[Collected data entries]
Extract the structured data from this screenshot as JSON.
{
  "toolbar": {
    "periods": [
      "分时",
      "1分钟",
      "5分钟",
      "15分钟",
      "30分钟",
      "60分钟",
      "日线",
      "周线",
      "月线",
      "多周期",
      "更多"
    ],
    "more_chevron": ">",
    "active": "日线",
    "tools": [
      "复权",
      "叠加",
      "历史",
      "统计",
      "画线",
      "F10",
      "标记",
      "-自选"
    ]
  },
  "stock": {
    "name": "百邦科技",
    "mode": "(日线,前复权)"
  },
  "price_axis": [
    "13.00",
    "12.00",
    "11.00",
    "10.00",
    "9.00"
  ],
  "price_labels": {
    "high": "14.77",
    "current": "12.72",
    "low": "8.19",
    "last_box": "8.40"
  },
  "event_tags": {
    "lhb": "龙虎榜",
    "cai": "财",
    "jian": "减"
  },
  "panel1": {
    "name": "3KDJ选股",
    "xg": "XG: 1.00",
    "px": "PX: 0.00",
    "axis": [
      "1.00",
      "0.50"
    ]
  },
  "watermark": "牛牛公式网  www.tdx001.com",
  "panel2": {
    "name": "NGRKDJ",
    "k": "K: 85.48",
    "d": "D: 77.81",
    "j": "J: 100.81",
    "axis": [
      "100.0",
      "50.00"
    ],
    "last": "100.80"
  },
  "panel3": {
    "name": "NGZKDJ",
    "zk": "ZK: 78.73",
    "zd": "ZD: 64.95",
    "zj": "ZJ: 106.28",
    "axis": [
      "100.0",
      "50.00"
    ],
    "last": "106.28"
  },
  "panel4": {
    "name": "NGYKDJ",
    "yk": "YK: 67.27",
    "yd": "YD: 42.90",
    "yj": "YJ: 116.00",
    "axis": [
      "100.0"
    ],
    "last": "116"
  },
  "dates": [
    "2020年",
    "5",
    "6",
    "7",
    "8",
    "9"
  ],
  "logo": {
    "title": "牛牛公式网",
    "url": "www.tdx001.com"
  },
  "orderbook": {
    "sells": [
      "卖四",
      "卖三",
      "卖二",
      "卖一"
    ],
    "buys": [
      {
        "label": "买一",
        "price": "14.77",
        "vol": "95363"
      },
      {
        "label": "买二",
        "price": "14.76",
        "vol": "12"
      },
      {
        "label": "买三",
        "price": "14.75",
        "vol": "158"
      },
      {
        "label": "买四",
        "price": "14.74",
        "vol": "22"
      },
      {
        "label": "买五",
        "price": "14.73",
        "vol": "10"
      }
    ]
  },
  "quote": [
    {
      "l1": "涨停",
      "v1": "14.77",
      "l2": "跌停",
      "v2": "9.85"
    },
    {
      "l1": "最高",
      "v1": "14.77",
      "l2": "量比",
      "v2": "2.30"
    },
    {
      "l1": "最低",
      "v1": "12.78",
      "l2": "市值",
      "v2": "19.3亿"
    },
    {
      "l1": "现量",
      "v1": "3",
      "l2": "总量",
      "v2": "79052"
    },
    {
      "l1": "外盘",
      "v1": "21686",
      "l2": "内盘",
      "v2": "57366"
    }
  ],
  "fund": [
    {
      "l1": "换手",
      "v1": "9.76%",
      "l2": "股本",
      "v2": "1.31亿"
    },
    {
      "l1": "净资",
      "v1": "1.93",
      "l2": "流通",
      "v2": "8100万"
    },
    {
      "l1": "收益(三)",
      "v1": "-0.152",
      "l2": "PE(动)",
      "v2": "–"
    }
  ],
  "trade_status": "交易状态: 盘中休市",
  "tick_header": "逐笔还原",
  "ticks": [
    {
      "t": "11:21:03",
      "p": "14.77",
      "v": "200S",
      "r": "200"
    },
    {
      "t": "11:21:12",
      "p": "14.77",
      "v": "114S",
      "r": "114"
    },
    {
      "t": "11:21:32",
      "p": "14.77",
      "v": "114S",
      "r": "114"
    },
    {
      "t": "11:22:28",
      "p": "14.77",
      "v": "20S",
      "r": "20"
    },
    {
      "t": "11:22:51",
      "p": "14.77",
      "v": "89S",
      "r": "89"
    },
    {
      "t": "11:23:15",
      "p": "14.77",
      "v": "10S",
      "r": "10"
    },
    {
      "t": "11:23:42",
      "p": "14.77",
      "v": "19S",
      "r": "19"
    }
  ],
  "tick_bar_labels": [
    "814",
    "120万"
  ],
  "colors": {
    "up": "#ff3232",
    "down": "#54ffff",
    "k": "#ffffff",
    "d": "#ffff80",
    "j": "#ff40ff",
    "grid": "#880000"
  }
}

**Task requirements**
Pick out every line above that holds the word "name" and copy it.

**Task response**
    "name": "百邦科技",
    "name": "3KDJ选股",
    "name": "NGRKDJ",
    "name": "NGZKDJ",
    "name": "NGYKDJ",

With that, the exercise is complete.